## Begin

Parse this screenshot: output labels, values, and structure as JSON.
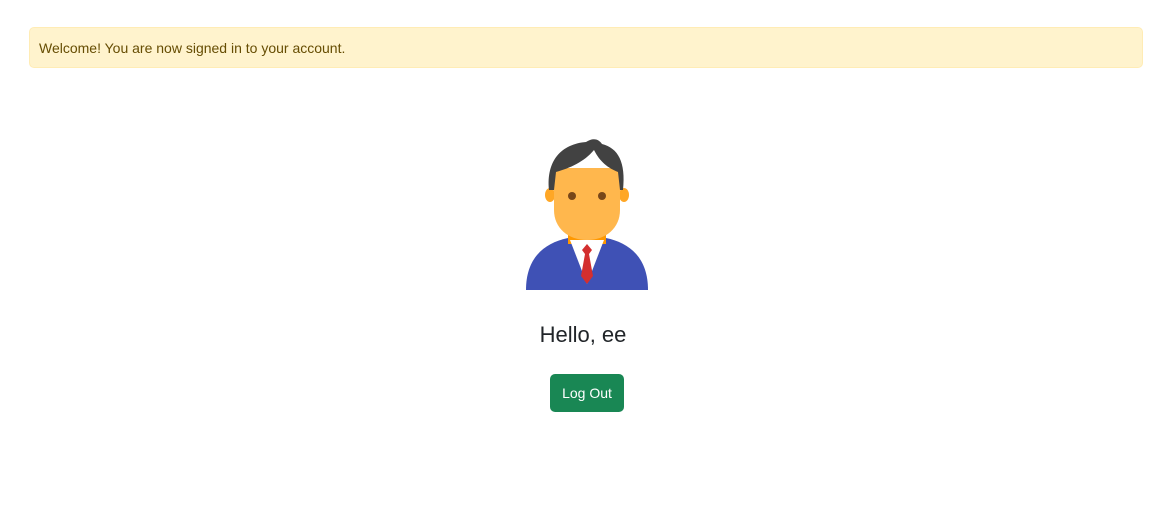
{
  "alert": {
    "message": "Welcome! You are now signed in to your account."
  },
  "profile": {
    "avatar_icon": "businessman-avatar-icon",
    "greeting": "Hello, ee"
  },
  "actions": {
    "logout_label": "Log Out"
  },
  "colors": {
    "alert_background": "#fff3cd",
    "alert_text": "#664d03",
    "button_background": "#198754",
    "avatar_skin": "#ffb74d",
    "avatar_hair": "#424242",
    "avatar_suit": "#3f51b5",
    "avatar_tie": "#d32f2f"
  }
}
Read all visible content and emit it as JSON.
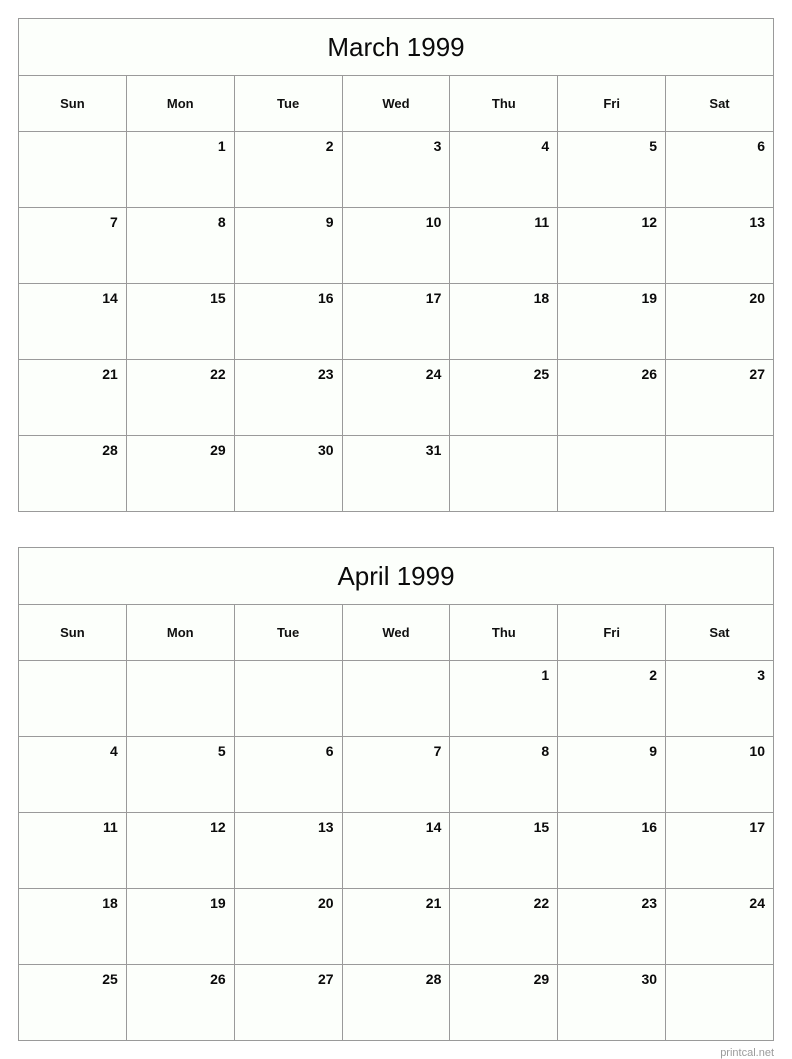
{
  "page": {
    "footer_credit": "printcal.net"
  },
  "weekdays": [
    "Sun",
    "Mon",
    "Tue",
    "Wed",
    "Thu",
    "Fri",
    "Sat"
  ],
  "colors": {
    "border": "#9a9a9a",
    "cell_background": "#fcfffb",
    "text": "#0a0a0a",
    "footer_text": "#9b9b9b"
  },
  "calendars": [
    {
      "title": "March 1999",
      "month": "March",
      "year": "1999",
      "first_weekday_index": 1,
      "days_in_month": 31,
      "weeks": [
        [
          "",
          "1",
          "2",
          "3",
          "4",
          "5",
          "6"
        ],
        [
          "7",
          "8",
          "9",
          "10",
          "11",
          "12",
          "13"
        ],
        [
          "14",
          "15",
          "16",
          "17",
          "18",
          "19",
          "20"
        ],
        [
          "21",
          "22",
          "23",
          "24",
          "25",
          "26",
          "27"
        ],
        [
          "28",
          "29",
          "30",
          "31",
          "",
          "",
          ""
        ]
      ]
    },
    {
      "title": "April 1999",
      "month": "April",
      "year": "1999",
      "first_weekday_index": 4,
      "days_in_month": 30,
      "weeks": [
        [
          "",
          "",
          "",
          "",
          "1",
          "2",
          "3"
        ],
        [
          "4",
          "5",
          "6",
          "7",
          "8",
          "9",
          "10"
        ],
        [
          "11",
          "12",
          "13",
          "14",
          "15",
          "16",
          "17"
        ],
        [
          "18",
          "19",
          "20",
          "21",
          "22",
          "23",
          "24"
        ],
        [
          "25",
          "26",
          "27",
          "28",
          "29",
          "30",
          ""
        ]
      ]
    }
  ]
}
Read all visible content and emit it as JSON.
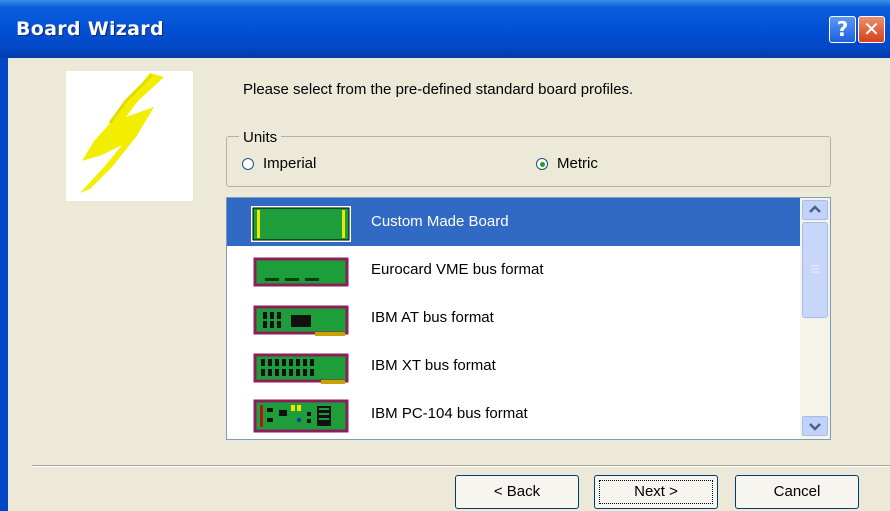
{
  "window": {
    "title": "Board Wizard"
  },
  "titlebar": {
    "help_label": "?",
    "close_label": "✕"
  },
  "instruction": "Please select from the pre-defined standard board profiles.",
  "units": {
    "legend": "Units",
    "imperial_label": "Imperial",
    "metric_label": "Metric",
    "selected": "Metric"
  },
  "board_list": {
    "items": [
      {
        "label": "Custom Made Board",
        "icon": "custom-board-icon",
        "selected": true
      },
      {
        "label": "Eurocard VME bus format",
        "icon": "eurocard-board-icon",
        "selected": false
      },
      {
        "label": "IBM AT bus format",
        "icon": "ibm-at-board-icon",
        "selected": false
      },
      {
        "label": "IBM XT bus format",
        "icon": "ibm-xt-board-icon",
        "selected": false
      },
      {
        "label": "IBM PC-104 bus format",
        "icon": "pc104-board-icon",
        "selected": false
      }
    ]
  },
  "buttons": {
    "back": "< Back",
    "next": "Next >",
    "cancel": "Cancel"
  },
  "colors": {
    "selection": "#316ac5",
    "titlebar": "#0350d6",
    "board_green": "#1e9e3a",
    "board_border": "#8a1f5a"
  }
}
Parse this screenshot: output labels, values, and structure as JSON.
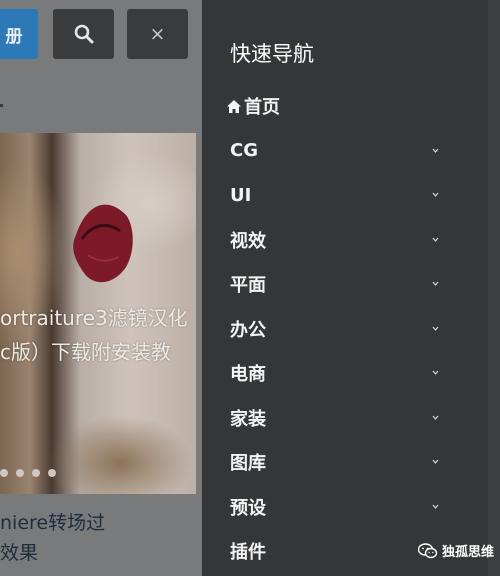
{
  "header": {
    "register_label": "册",
    "search_icon": "search-icon",
    "close_label": "×"
  },
  "banner": {
    "title_line1": "ortraiture3滤镜汉化",
    "title_line2": "c版）下载附安装教",
    "dots": 4
  },
  "article": {
    "title_line1": "niere转场过",
    "title_line2": "效果"
  },
  "drawer": {
    "title": "快速导航",
    "items": [
      {
        "label": "首页",
        "icon": "home-icon",
        "expandable": false
      },
      {
        "label": "CG",
        "expandable": true
      },
      {
        "label": "UI",
        "expandable": true
      },
      {
        "label": "视效",
        "expandable": true
      },
      {
        "label": "平面",
        "expandable": true
      },
      {
        "label": "办公",
        "expandable": true
      },
      {
        "label": "电商",
        "expandable": true
      },
      {
        "label": "家装",
        "expandable": true
      },
      {
        "label": "图库",
        "expandable": true
      },
      {
        "label": "预设",
        "expandable": true
      },
      {
        "label": "插件",
        "expandable": false
      }
    ]
  },
  "watermark": {
    "text": "独孤思维",
    "icon": "wechat-icon"
  },
  "colors": {
    "drawer_bg": "#343637",
    "register_button": "#2d79b8",
    "dark_button": "#3a3b3c"
  }
}
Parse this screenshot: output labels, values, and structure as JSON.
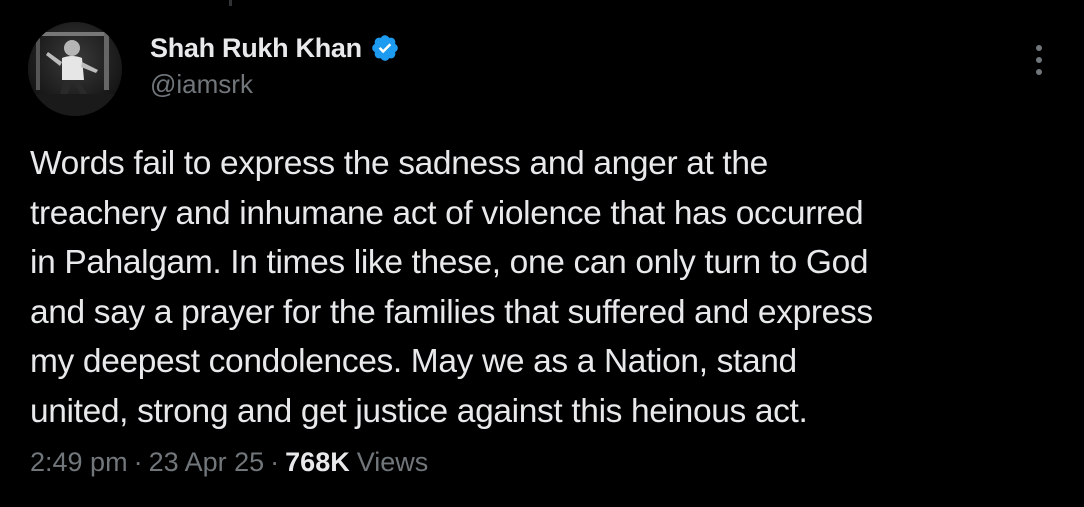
{
  "author": {
    "display_name": "Shah Rukh Khan",
    "handle": "@iamsrk",
    "verified": true,
    "avatar_icon": "profile-photo",
    "verified_icon": "verified-badge-icon"
  },
  "tweet": {
    "lines": [
      "Words fail to express the sadness and anger at the",
      "treachery and inhumane act of violence that has occurred",
      "in Pahalgam. In times like these, one can only turn to God",
      "and say a prayer for the families that suffered and express",
      "my deepest condolences. May we as a Nation, stand",
      "united, strong and get justice against this heinous act."
    ]
  },
  "meta": {
    "time": "2:49 pm",
    "separator": "·",
    "date": "23 Apr 25",
    "views_count": "768K",
    "views_label": "Views"
  },
  "colors": {
    "background": "#000000",
    "primary_text": "#e7e9ea",
    "secondary_text": "#71767b",
    "verified_blue": "#1d9bf0"
  },
  "more_menu_icon": "more-vertical-icon"
}
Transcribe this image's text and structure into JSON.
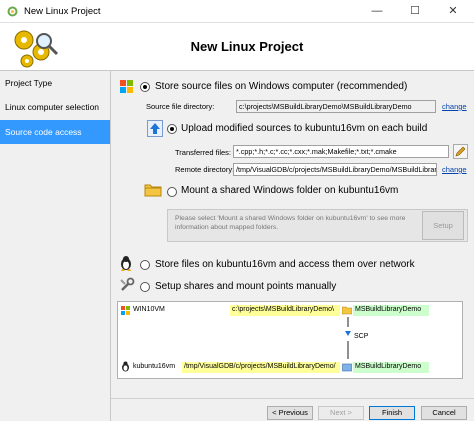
{
  "window": {
    "title": "New Linux Project",
    "minimize_glyph": "—",
    "maximize_glyph": "☐",
    "close_glyph": "✕"
  },
  "header": {
    "title": "New Linux Project"
  },
  "sidebar": {
    "items": [
      {
        "label": "Project Type"
      },
      {
        "label": "Linux computer selection"
      },
      {
        "label": "Source code access"
      }
    ],
    "active_index": 2
  },
  "options": {
    "store_windows": {
      "label": "Store source files on Windows computer (recommended)",
      "source_dir_label": "Source file directory:",
      "source_dir_value": "c:\\projects\\MSBuildLibraryDemo\\MSBuildLibraryDemo",
      "change_label": "change"
    },
    "upload": {
      "label": "Upload modified sources to kubuntu16vm on each build",
      "transferred_label": "Transferred files:",
      "transferred_value": "*.cpp;*.h;*.c;*.cc;*.cxx;*.mak;Makefile;*.txt;*.cmake",
      "remote_label": "Remote directory:",
      "remote_value": "/tmp/VisualGDB/c/projects/MSBuildLibraryDemo/MSBuildLibrar",
      "change_label": "change"
    },
    "mount_shared": {
      "label": "Mount a shared Windows folder on kubuntu16vm",
      "info_text": "Please select 'Mount a shared Windows folder on kubuntu16vm' to see more information about mapped folders.",
      "setup_label": "Setup"
    },
    "store_linux": {
      "label": "Store files on kubuntu16vm and access them over network"
    },
    "setup_shares": {
      "label": "Setup shares and mount points manually"
    }
  },
  "diagram": {
    "windows_host": "WIN10VM",
    "windows_path": "c:\\projects\\MSBuildLibraryDemo\\",
    "windows_folder": "MSBuildLibraryDemo",
    "transfer": "SCP",
    "linux_host": "kubuntu16vm",
    "linux_path": "/tmp/VisualGDB/c/projects/MSBuildLibraryDemo/",
    "linux_folder": "MSBuildLibraryDemo"
  },
  "footer": {
    "previous": "< Previous",
    "next": "Next >",
    "finish": "Finish",
    "cancel": "Cancel"
  }
}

## End

- _BRIEF_
Which lines hold the word "projects"? Copy all of them.

- _ANSWER TO THE EXERCISE_
      "source_dir_value": "c:\\projects\\MSBuildLibraryDemo\\MSBuildLibraryDemo",
      "remote_value": "/tmp/VisualGDB/c/projects/MSBuildLibraryDemo/MSBuildLibrar",
    "windows_path": "c:\\projects\\MSBuildLibraryDemo\\",
    "linux_path": "/tmp/VisualGDB/c/projects/MSBuildLibraryDemo/",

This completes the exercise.